### Set problem
Select every line below containing the word "themselves".

### Supplied entries
▬▬▬

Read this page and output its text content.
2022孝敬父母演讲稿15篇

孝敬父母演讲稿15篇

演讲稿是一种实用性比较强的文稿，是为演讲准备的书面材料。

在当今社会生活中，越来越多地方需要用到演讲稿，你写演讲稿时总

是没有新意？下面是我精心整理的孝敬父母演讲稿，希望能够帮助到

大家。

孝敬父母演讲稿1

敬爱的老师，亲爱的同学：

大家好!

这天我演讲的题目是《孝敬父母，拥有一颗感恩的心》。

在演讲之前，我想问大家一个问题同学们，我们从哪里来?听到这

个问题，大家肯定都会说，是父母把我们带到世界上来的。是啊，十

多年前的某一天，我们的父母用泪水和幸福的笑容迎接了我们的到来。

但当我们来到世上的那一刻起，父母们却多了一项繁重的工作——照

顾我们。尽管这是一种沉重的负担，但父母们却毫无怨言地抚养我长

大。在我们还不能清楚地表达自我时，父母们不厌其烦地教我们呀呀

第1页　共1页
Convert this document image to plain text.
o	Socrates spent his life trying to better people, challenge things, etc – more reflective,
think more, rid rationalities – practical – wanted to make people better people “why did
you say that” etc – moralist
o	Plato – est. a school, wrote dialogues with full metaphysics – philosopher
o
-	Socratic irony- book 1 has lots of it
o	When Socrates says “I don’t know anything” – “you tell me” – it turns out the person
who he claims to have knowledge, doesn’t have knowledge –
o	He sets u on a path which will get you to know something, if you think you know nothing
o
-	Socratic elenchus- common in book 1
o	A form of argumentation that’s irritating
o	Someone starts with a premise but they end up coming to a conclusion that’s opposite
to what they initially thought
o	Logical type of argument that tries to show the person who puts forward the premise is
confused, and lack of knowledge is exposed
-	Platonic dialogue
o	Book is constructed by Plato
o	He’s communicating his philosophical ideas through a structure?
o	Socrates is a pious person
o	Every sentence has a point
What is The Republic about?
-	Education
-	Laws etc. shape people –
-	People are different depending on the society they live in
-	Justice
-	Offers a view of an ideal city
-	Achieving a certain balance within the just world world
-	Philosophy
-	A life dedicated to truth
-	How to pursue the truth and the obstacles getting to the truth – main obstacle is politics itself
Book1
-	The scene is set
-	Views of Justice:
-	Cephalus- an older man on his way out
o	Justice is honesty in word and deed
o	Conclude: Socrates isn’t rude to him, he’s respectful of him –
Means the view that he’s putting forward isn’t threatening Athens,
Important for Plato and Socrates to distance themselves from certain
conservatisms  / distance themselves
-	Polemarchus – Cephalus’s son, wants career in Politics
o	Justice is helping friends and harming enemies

▬▬▬

### Solution to this problem
Important for Plato and Socrates to distance themselves from certain
conservatisms  / distance themselves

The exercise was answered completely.